-- START Excerpted data --
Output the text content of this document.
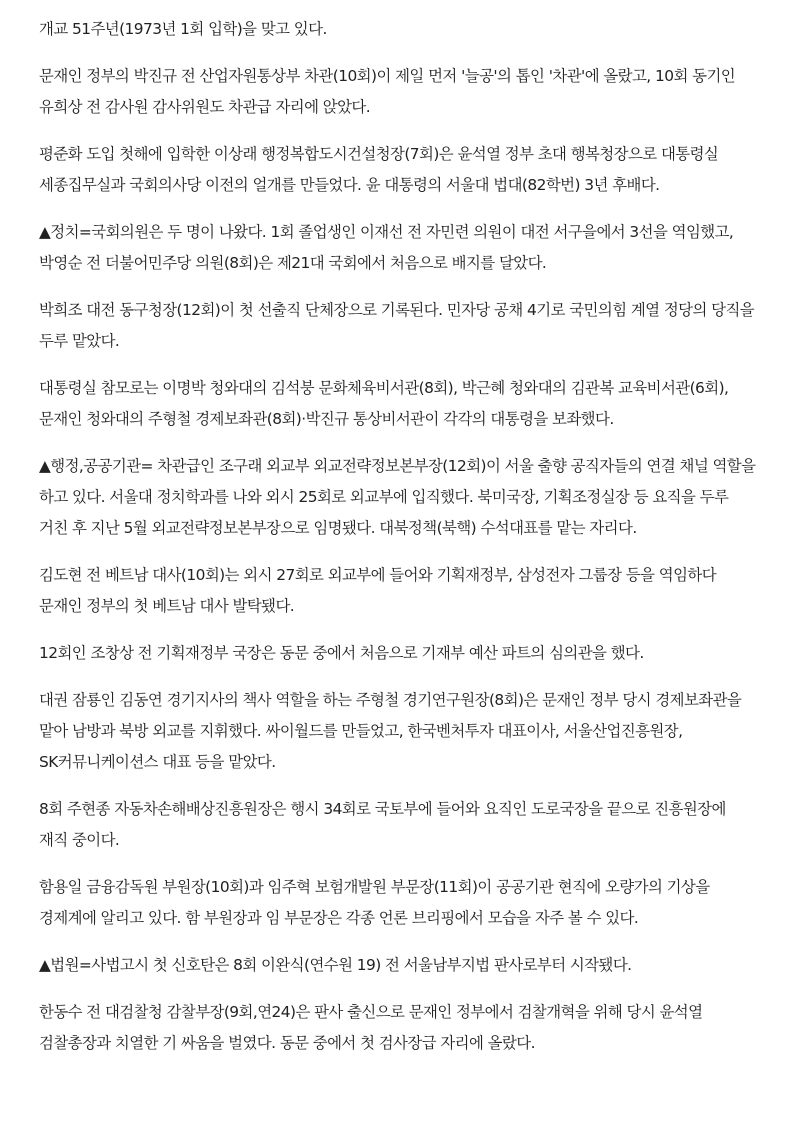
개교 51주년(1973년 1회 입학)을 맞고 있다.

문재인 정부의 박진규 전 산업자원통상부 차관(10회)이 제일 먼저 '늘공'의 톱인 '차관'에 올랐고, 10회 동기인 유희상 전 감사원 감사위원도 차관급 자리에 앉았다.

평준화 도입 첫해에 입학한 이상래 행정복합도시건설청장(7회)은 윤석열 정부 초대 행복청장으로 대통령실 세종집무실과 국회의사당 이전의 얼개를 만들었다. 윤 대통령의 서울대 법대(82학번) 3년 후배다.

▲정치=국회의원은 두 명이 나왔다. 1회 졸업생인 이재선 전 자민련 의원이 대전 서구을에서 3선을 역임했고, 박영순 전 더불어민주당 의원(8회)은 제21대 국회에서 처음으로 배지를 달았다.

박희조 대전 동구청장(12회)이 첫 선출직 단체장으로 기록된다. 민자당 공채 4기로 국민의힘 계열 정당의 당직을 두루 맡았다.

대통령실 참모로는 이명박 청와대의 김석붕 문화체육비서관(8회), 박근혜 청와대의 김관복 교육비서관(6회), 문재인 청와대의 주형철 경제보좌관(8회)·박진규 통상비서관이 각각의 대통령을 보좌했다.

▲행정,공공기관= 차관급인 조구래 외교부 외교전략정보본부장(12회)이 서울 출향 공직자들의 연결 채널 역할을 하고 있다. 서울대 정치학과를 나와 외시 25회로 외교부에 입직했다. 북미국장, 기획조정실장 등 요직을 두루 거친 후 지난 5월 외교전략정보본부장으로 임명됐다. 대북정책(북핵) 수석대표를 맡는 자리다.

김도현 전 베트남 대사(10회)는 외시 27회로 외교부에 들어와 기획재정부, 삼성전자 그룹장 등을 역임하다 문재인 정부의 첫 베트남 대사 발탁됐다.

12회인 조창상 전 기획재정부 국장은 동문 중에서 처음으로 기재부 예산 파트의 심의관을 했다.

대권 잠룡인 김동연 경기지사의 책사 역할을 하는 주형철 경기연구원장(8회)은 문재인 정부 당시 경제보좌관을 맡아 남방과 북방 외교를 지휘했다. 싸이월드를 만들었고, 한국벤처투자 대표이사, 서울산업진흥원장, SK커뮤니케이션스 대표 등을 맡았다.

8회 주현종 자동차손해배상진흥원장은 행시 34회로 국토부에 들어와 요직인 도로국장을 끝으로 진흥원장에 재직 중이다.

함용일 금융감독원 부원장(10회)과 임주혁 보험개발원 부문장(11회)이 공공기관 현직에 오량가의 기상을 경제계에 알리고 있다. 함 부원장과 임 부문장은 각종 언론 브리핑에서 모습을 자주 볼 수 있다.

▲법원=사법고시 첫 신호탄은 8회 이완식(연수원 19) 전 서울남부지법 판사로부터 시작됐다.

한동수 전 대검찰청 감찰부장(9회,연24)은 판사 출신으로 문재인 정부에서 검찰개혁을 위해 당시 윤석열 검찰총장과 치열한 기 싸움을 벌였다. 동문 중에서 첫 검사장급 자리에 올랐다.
-- END Excerpted data --
-- START Excerpted data --
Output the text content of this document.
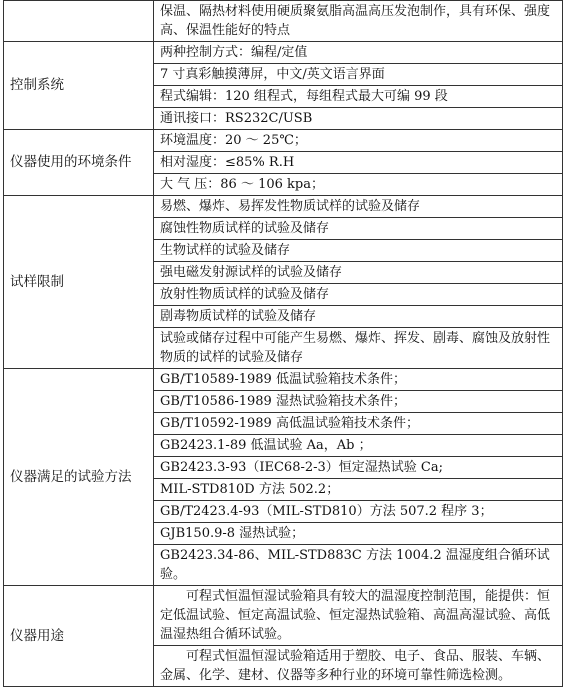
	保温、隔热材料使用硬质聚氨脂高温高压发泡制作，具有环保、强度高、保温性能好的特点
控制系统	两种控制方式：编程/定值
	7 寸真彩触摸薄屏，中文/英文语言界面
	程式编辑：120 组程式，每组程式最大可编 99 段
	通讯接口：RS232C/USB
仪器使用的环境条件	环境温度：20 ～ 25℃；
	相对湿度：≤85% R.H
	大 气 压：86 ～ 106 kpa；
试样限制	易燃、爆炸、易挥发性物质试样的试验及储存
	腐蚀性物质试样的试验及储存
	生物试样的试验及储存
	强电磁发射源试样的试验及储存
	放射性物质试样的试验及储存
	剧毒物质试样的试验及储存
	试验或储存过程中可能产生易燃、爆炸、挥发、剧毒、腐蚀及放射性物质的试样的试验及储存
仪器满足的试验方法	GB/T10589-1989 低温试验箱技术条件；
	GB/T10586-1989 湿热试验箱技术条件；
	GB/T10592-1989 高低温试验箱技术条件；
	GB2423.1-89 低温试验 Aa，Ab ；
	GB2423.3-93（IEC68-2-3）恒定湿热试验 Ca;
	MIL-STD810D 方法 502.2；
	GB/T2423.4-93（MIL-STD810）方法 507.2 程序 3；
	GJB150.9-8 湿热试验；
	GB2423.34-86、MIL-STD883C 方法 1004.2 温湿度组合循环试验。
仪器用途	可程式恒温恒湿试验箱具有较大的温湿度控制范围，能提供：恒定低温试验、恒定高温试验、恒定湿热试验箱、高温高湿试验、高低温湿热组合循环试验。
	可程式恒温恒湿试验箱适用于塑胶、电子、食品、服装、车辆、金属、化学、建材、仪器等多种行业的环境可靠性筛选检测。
-- END Excerpted data --
-- START Excerpted data --
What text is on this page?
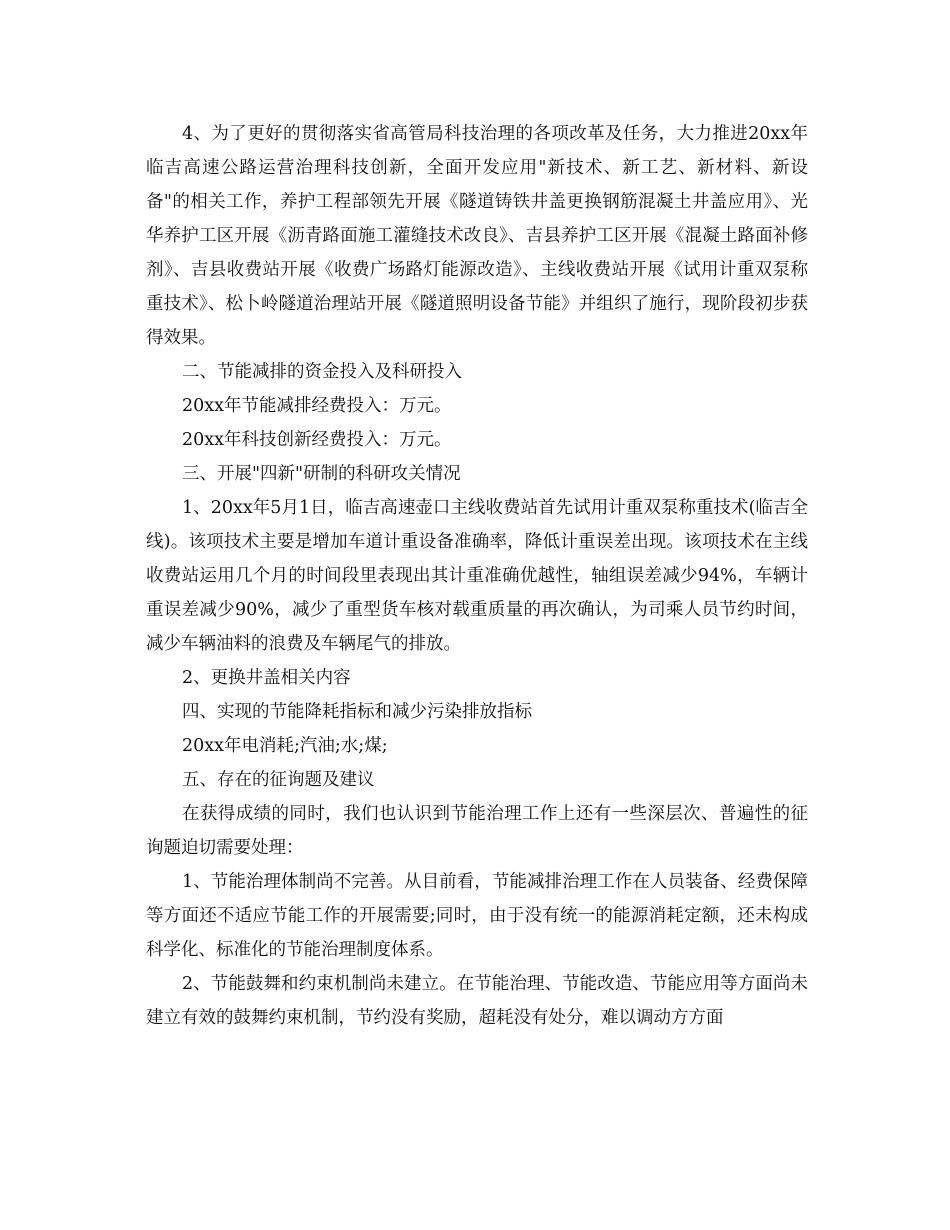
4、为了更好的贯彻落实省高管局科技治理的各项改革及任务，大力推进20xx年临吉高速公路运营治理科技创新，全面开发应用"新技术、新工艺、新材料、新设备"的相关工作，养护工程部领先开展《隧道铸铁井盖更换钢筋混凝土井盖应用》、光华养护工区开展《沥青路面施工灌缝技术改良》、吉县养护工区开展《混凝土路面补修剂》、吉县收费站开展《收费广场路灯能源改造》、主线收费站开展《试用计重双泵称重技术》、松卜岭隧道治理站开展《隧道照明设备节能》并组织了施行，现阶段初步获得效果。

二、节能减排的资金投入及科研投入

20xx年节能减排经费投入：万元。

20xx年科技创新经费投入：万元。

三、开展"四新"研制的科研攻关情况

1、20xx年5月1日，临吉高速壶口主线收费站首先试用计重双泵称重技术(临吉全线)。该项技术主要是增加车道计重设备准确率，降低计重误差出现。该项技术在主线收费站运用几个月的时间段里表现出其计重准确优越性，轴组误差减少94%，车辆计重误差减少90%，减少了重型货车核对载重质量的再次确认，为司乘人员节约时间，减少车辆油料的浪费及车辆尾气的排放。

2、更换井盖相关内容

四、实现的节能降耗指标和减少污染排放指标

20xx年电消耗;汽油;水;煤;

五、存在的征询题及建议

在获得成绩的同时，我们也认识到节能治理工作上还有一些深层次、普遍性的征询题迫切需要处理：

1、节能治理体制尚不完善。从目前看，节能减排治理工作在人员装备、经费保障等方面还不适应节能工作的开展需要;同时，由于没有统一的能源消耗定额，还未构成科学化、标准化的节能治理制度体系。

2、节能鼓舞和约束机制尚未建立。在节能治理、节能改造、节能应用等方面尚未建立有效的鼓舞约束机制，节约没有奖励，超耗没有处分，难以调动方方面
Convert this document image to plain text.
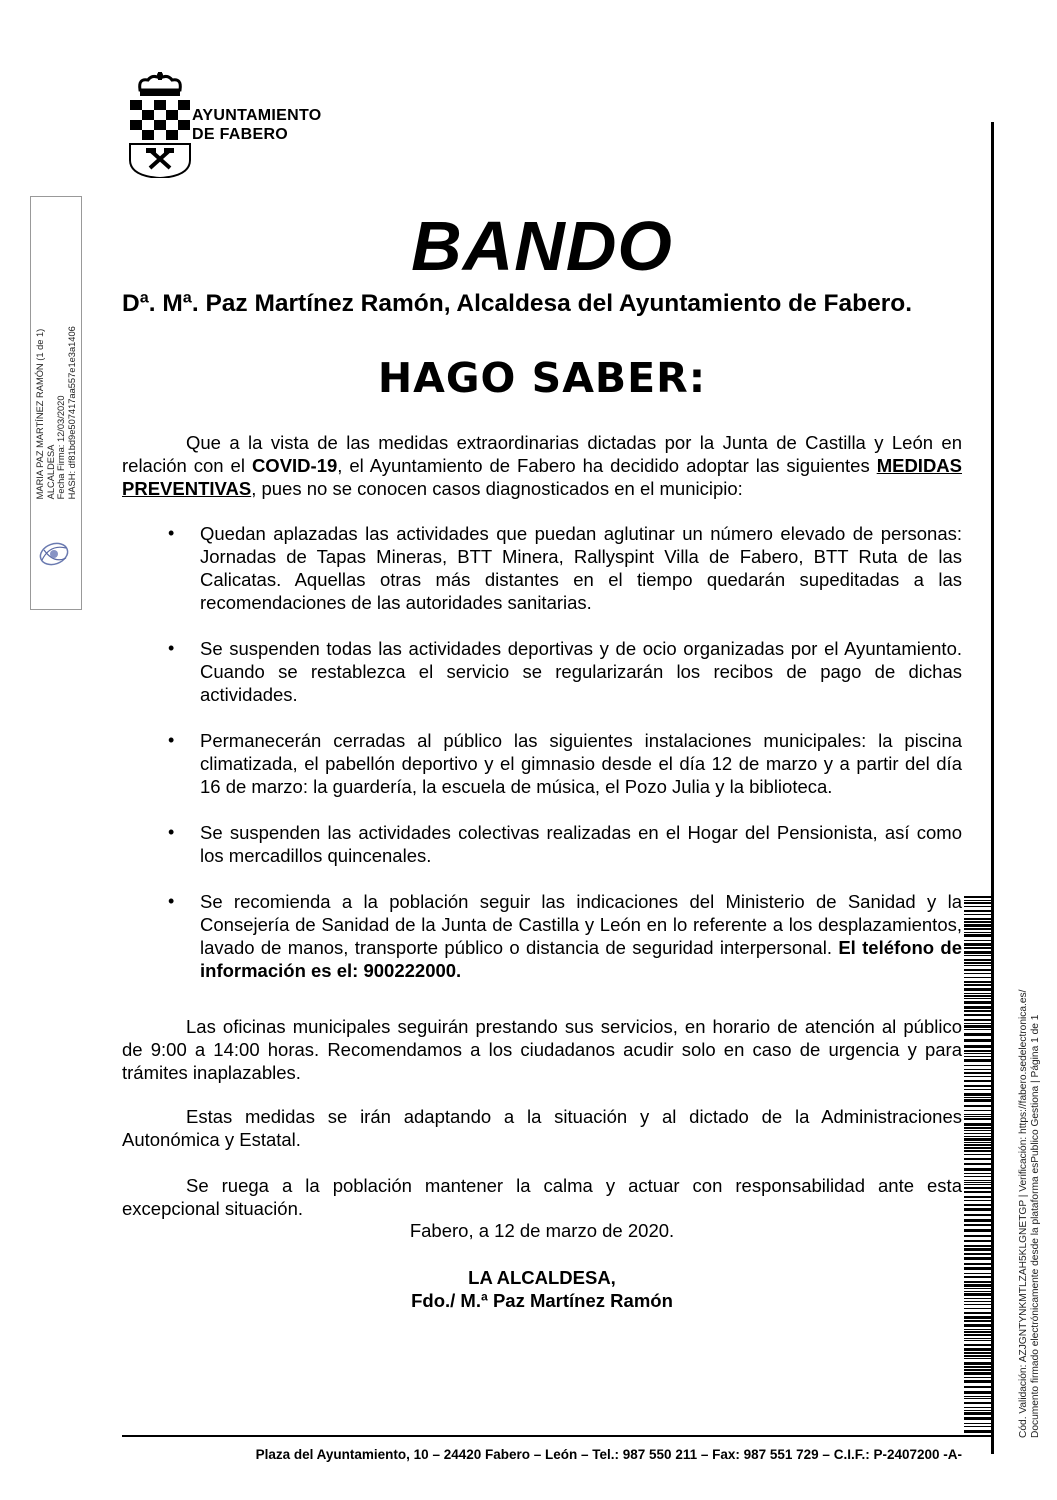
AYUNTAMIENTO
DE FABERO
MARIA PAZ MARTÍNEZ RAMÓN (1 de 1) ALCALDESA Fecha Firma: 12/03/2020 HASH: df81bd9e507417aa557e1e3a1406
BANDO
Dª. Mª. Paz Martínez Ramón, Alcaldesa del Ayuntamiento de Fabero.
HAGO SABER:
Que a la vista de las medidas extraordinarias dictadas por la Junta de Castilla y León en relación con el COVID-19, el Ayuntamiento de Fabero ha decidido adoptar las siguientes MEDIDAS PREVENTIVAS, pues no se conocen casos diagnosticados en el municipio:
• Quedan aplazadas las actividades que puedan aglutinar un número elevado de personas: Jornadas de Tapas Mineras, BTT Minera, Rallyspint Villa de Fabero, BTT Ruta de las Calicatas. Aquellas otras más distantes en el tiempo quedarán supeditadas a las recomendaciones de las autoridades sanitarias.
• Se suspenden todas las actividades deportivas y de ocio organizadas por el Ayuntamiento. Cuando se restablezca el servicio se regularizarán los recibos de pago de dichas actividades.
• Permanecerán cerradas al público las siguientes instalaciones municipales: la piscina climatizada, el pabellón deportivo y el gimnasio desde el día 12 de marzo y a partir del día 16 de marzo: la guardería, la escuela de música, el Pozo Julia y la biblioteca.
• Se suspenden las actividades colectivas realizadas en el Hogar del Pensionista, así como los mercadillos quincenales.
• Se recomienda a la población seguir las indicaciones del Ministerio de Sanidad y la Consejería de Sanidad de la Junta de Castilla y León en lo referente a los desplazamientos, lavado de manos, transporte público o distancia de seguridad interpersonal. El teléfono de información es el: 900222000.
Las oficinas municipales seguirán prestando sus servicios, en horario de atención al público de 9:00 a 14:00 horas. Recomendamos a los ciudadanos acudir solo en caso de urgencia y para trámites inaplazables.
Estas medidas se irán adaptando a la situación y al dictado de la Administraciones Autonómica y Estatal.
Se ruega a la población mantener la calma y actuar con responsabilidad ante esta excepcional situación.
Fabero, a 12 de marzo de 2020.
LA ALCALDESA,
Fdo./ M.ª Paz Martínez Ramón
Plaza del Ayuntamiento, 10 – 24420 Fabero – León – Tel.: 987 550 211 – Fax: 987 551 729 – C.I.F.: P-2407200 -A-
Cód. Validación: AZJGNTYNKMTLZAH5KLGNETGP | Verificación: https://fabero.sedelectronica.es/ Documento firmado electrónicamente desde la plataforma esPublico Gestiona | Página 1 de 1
-- END Excerpted data --
### Brief
Pick out the lines containing the string "actividades" and show them.

### The completed task
• Quedan aplazadas las actividades que puedan aglutinar un número elevado de personas: Jornadas de Tapas Mineras, BTT Minera, Rallyspint Villa de Fabero, BTT Ruta de las Calicatas. Aquellas otras más distantes en el tiempo quedarán supeditadas a las recomendaciones de las autoridades sanitarias.
• Se suspenden todas las actividades deportivas y de ocio organizadas por el Ayuntamiento. Cuando se restablezca el servicio se regularizarán los recibos de pago de dichas actividades.
• Se suspenden las actividades colectivas realizadas en el Hogar del Pensionista, así como los mercadillos quincenales.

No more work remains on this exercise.